__WHAT THE TASK REQUIRES__
Output solely the number of lines containing the string "communication".
- - - - - - -
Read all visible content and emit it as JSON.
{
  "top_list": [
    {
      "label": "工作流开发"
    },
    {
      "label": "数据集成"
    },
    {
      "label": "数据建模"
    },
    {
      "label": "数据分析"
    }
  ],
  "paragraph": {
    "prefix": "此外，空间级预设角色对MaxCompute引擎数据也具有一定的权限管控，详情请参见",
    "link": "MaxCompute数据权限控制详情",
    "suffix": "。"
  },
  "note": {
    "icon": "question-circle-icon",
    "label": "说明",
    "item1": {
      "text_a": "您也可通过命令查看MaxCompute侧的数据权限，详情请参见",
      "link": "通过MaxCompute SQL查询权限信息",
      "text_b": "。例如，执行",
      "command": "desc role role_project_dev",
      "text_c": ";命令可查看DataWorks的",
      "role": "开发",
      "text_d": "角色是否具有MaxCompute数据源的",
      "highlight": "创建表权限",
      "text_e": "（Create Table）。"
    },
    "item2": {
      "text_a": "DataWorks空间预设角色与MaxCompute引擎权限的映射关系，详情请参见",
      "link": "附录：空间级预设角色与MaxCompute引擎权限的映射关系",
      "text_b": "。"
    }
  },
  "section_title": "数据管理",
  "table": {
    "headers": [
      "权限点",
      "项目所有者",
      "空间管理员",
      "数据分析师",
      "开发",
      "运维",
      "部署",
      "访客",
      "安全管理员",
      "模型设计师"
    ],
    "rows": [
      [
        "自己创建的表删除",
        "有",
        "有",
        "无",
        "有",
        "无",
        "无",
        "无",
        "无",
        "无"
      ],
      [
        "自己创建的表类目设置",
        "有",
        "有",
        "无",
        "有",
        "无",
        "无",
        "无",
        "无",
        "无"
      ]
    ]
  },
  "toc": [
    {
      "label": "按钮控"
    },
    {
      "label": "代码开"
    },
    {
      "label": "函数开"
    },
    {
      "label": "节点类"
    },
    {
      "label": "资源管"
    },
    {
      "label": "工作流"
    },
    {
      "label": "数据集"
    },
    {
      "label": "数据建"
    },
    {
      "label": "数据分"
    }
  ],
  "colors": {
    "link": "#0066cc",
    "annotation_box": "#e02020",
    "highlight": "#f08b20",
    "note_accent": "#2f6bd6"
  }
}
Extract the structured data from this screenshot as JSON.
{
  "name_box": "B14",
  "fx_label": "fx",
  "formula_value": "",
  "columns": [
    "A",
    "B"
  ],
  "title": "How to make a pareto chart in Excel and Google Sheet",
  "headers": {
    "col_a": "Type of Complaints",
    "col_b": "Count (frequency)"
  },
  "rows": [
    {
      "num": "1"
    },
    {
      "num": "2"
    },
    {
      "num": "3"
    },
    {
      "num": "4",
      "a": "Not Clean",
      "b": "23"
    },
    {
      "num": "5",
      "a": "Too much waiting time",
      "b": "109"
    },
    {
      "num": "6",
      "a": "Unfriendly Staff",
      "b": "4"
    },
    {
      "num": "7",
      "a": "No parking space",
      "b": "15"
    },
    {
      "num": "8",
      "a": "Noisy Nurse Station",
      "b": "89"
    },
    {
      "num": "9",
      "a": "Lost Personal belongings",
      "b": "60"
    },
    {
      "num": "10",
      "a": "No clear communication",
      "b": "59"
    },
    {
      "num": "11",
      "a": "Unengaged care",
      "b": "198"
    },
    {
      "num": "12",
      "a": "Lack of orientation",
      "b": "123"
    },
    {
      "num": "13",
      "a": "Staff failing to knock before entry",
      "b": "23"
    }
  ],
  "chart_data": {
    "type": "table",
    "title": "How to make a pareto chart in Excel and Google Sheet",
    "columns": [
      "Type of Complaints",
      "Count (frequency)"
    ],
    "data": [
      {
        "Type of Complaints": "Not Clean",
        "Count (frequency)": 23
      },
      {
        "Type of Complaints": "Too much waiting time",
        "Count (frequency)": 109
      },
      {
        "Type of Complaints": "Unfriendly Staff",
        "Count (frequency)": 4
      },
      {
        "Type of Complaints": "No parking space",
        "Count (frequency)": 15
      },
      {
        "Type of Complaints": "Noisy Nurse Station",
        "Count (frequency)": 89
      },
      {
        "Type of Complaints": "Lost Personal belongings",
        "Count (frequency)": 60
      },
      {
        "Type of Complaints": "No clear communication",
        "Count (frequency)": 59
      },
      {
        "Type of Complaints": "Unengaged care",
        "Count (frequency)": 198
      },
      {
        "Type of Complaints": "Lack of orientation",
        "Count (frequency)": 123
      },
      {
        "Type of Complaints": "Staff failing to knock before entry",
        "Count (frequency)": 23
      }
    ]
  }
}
- - - - - - -
__WRITTEN ANSWER__
2